- _Work to complete_
Everything from the line containing "Output a JSON" through the last line of the data below is to be retyped exactly, apart from the pictures.

- _Task material_
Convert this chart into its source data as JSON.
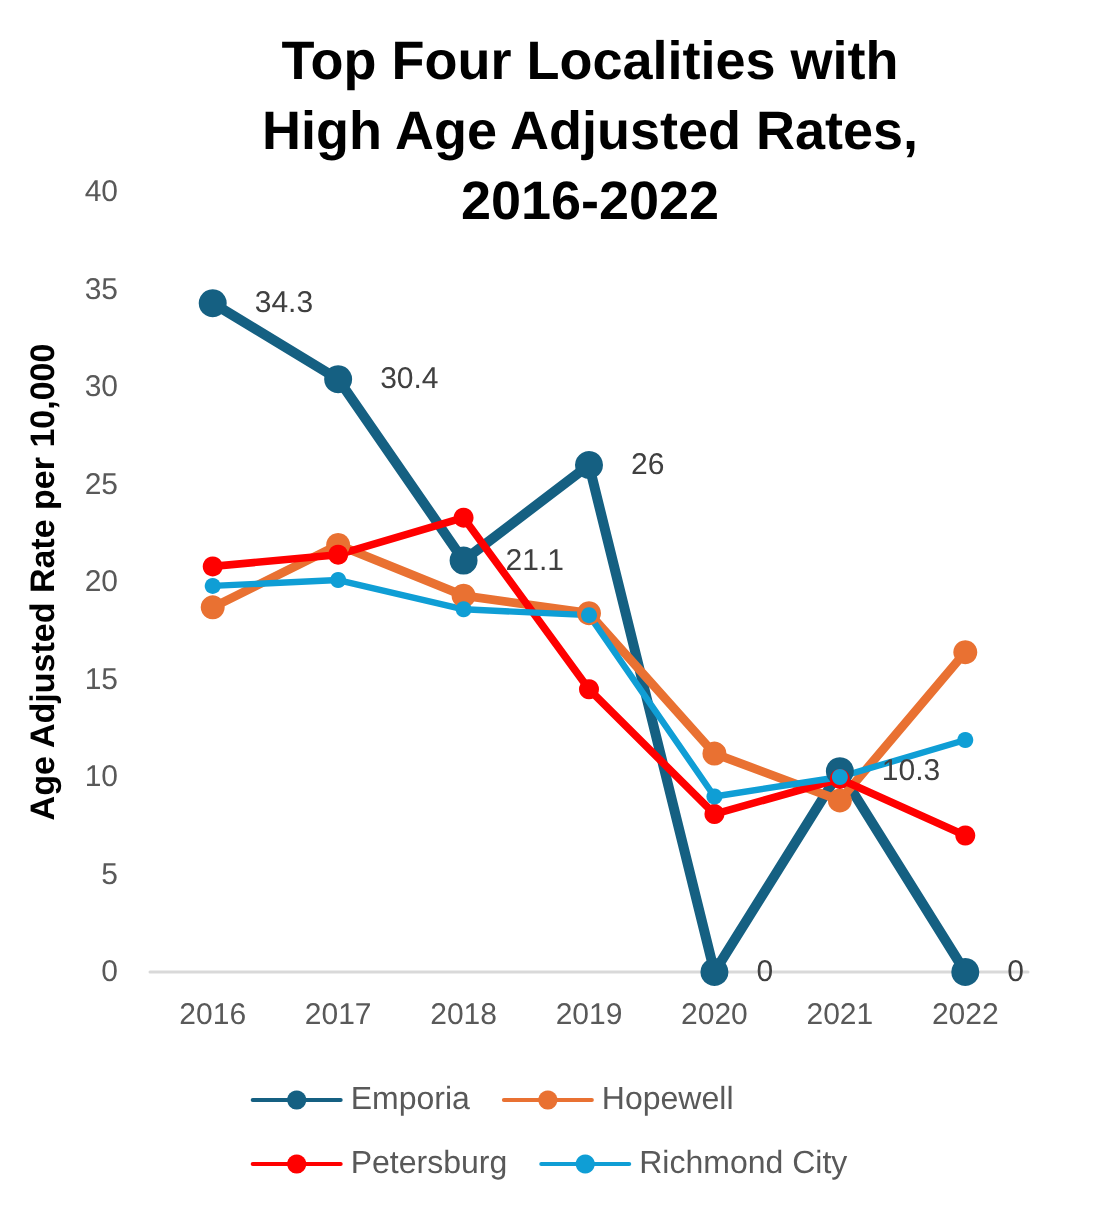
{
  "chart_data": {
    "type": "line",
    "title": "Top Four Localities with High Age Adjusted Rates, 2016-2022",
    "ylabel": "Age Adjusted Rate per 10,000",
    "categories": [
      "2016",
      "2017",
      "2018",
      "2019",
      "2020",
      "2021",
      "2022"
    ],
    "series": [
      {
        "name": "Emporia",
        "color": "#156082",
        "values": [
          34.3,
          30.4,
          21.1,
          26,
          0,
          10.3,
          0
        ],
        "value_labels": [
          "34.3",
          "30.4",
          "21.1",
          "26",
          "0",
          "10.3",
          "0"
        ]
      },
      {
        "name": "Hopewell",
        "color": "#e97132",
        "values": [
          18.7,
          21.9,
          19.3,
          18.4,
          11.2,
          8.8,
          16.4
        ]
      },
      {
        "name": "Petersburg",
        "color": "#ff0000",
        "values": [
          20.8,
          21.4,
          23.3,
          14.5,
          8.1,
          9.9,
          7.0
        ]
      },
      {
        "name": "Richmond City",
        "color": "#0f9ed5",
        "values": [
          19.8,
          20.1,
          18.6,
          18.3,
          9.0,
          10.0,
          11.9
        ]
      }
    ],
    "ylim": [
      0,
      40
    ],
    "yticks": [
      0,
      5,
      10,
      15,
      20,
      25,
      30,
      35,
      40
    ],
    "grid": false,
    "legend": "bottom",
    "marker": "circle",
    "line_style": "solid"
  }
}
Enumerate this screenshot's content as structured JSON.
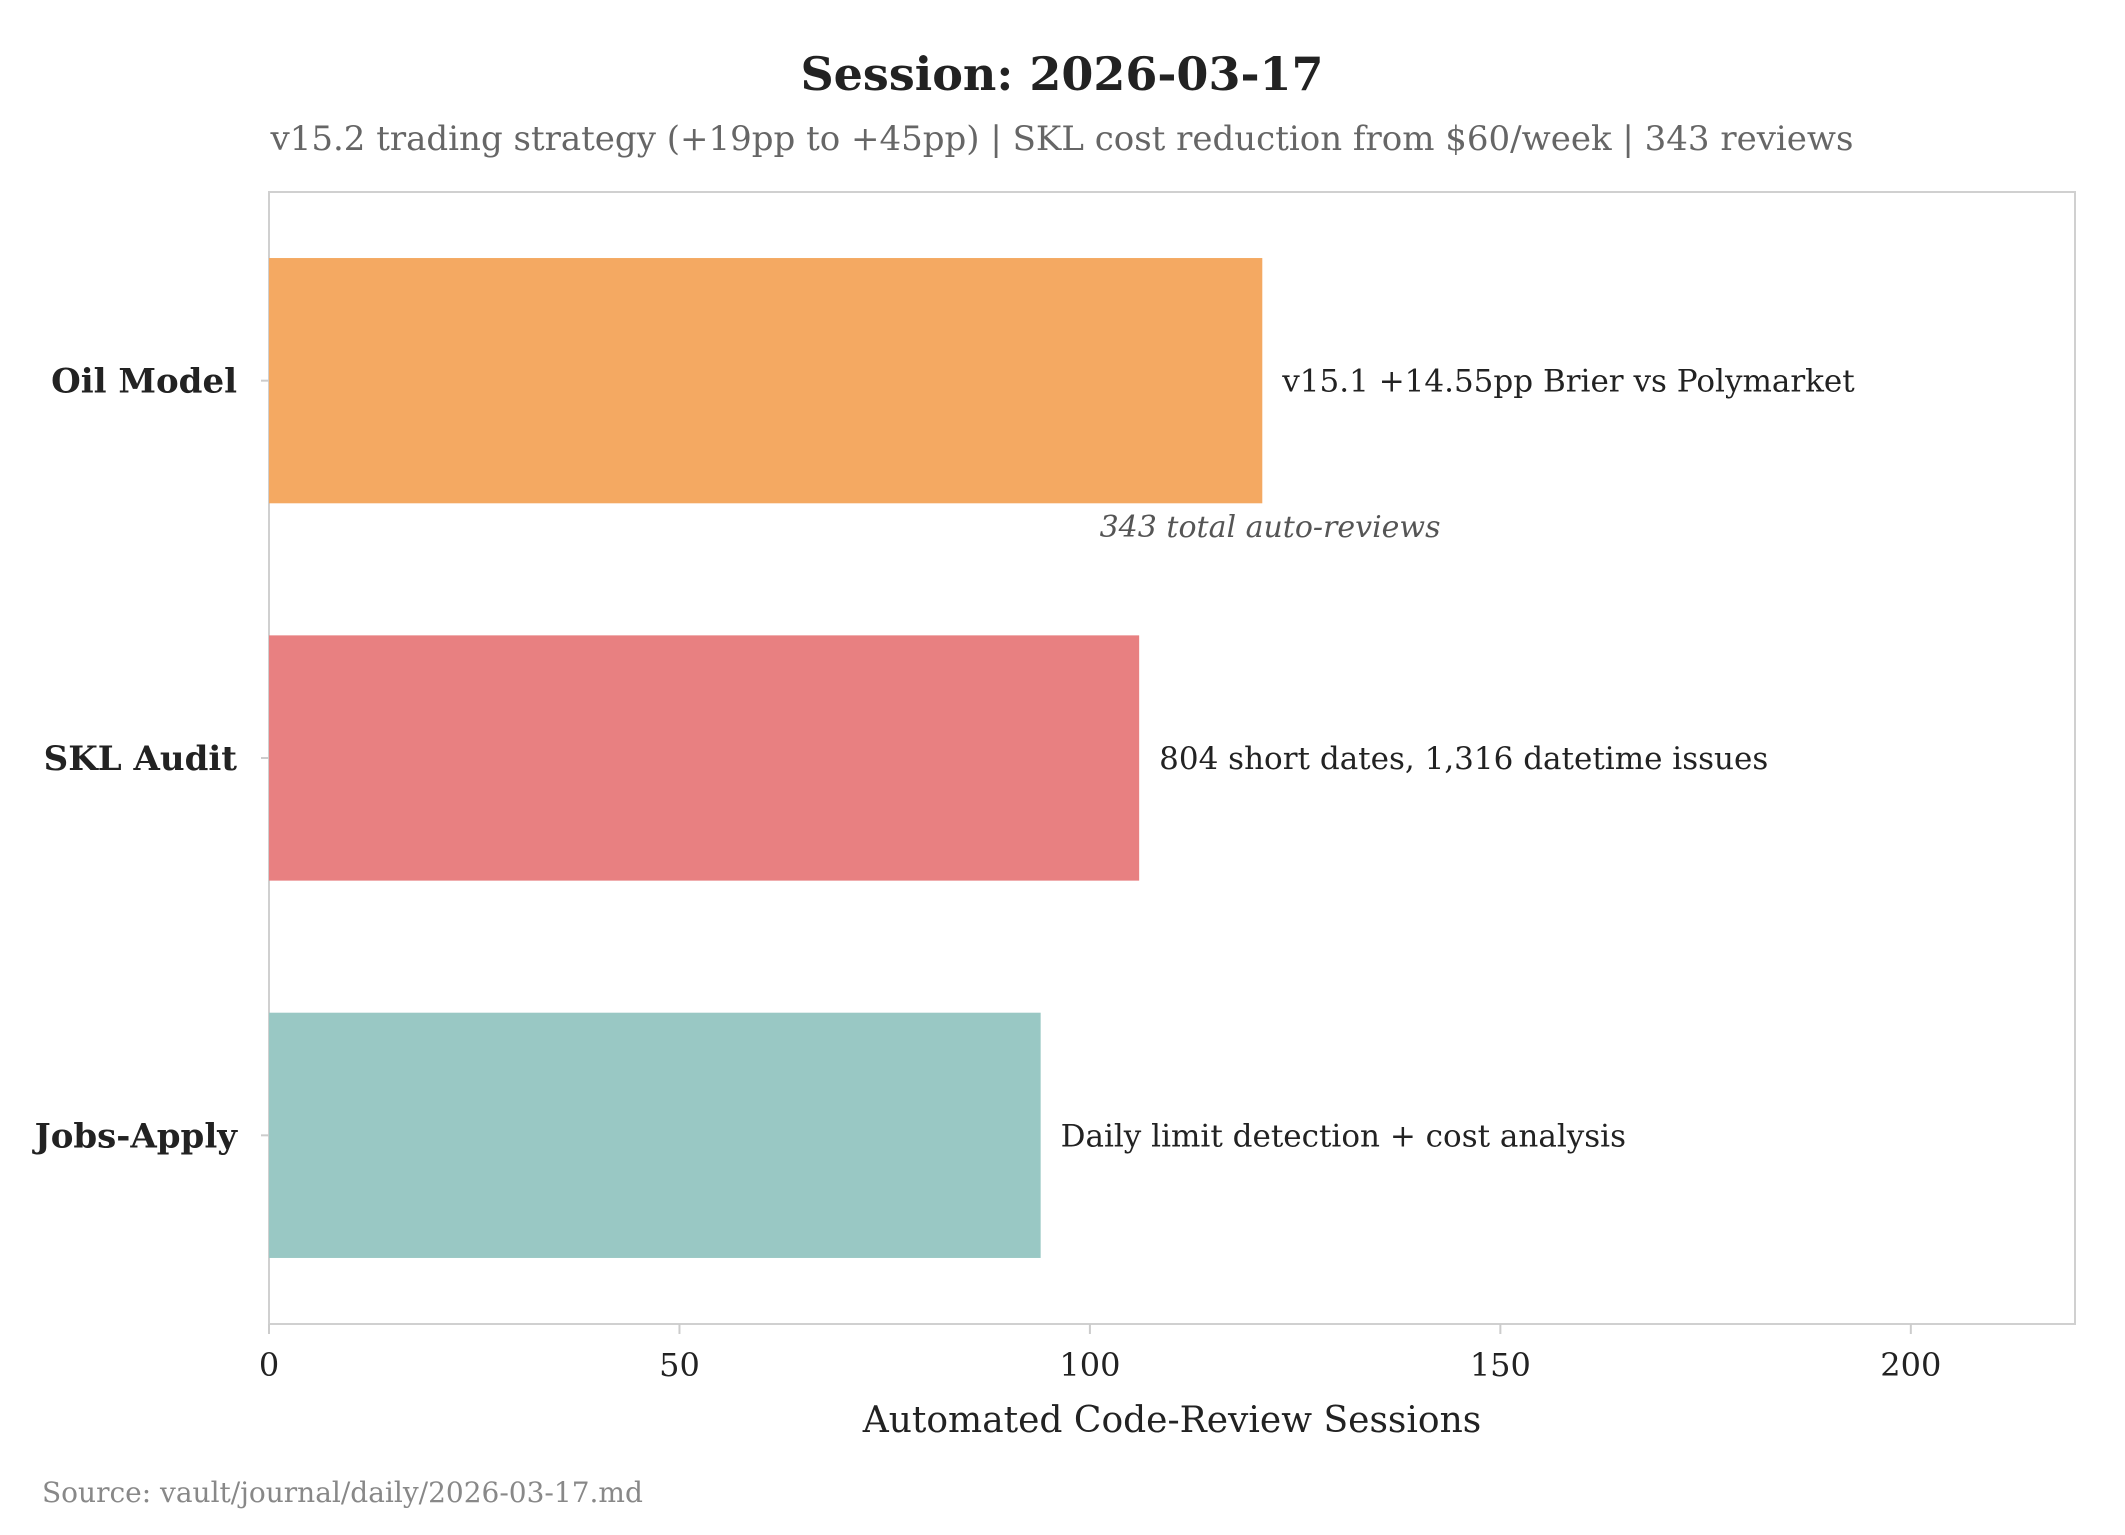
{
  "chart_data": {
    "type": "bar",
    "orientation": "horizontal",
    "title": "Session: 2026-03-17",
    "subtitle": "v15.2 trading strategy (+19pp to +45pp) | SKL cost reduction from $60/week | 343 reviews",
    "xlabel": "Automated Code-Review Sessions",
    "ylabel": "",
    "categories": [
      "Oil Model",
      "SKL Audit",
      "Jobs-Apply"
    ],
    "values": [
      121,
      106,
      94
    ],
    "colors": [
      "#F4A962",
      "#E88081",
      "#99C8C4"
    ],
    "bar_labels": [
      "v15.1 +14.55pp Brier vs Polymarket",
      "804 short dates, 1,316 datetime issues",
      "Daily limit detection + cost analysis"
    ],
    "annotation": {
      "text": "343 total auto-reviews",
      "x": 105.5
    },
    "xlim": [
      0,
      220
    ],
    "xticks": [
      0,
      50,
      100,
      150,
      200
    ],
    "grid": false,
    "legend": "none",
    "source": "Source: vault/journal/daily/2026-03-17.md"
  }
}
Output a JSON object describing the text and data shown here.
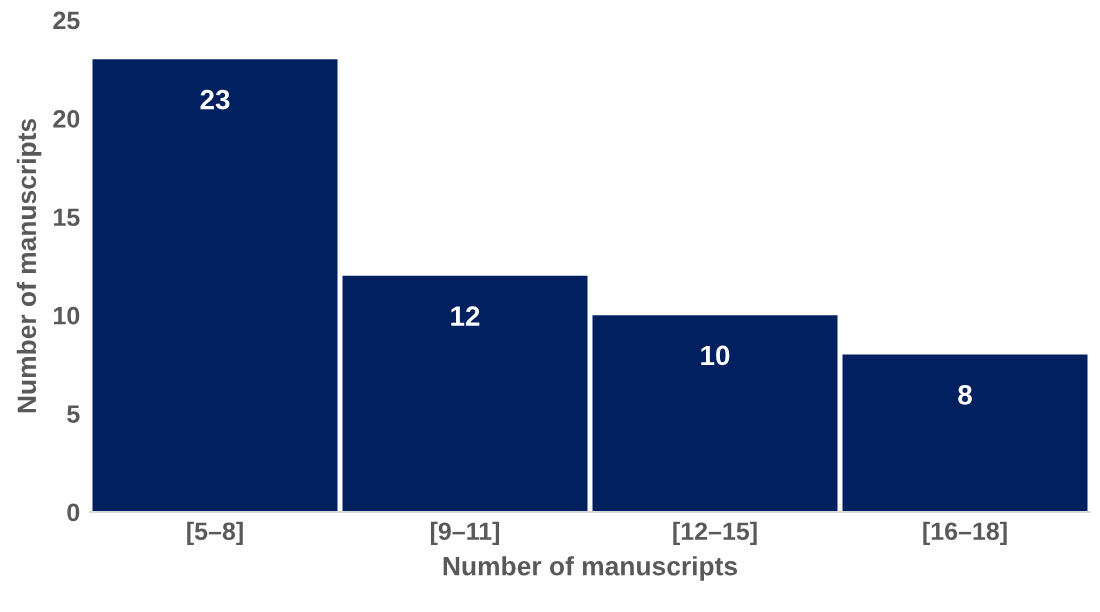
{
  "chart_data": {
    "type": "bar",
    "xlabel": "Number of manuscripts",
    "ylabel": "Number of manuscripts",
    "categories": [
      "[5–8]",
      "[9–11]",
      "[12–15]",
      "[16–18]"
    ],
    "values": [
      23,
      12,
      10,
      8
    ],
    "color": "#002060",
    "ylim": [
      0,
      25
    ],
    "yticks": [
      0,
      5,
      10,
      15,
      20,
      25
    ],
    "grid": false,
    "data_labels": true
  }
}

- _Answer for this exercise_
Output a JSON object describing the text and data shown here.
{
  "chart_data": {
    "type": "bar",
    "xlabel": "Number of manuscripts",
    "ylabel": "Number of manuscripts",
    "categories": [
      "[5–8]",
      "[9–11]",
      "[12–15]",
      "[16–18]"
    ],
    "values": [
      23,
      12,
      10,
      8
    ],
    "color": "#002060",
    "ylim": [
      0,
      25
    ],
    "yticks": [
      0,
      5,
      10,
      15,
      20,
      25
    ],
    "grid": false,
    "data_labels": true
  }
}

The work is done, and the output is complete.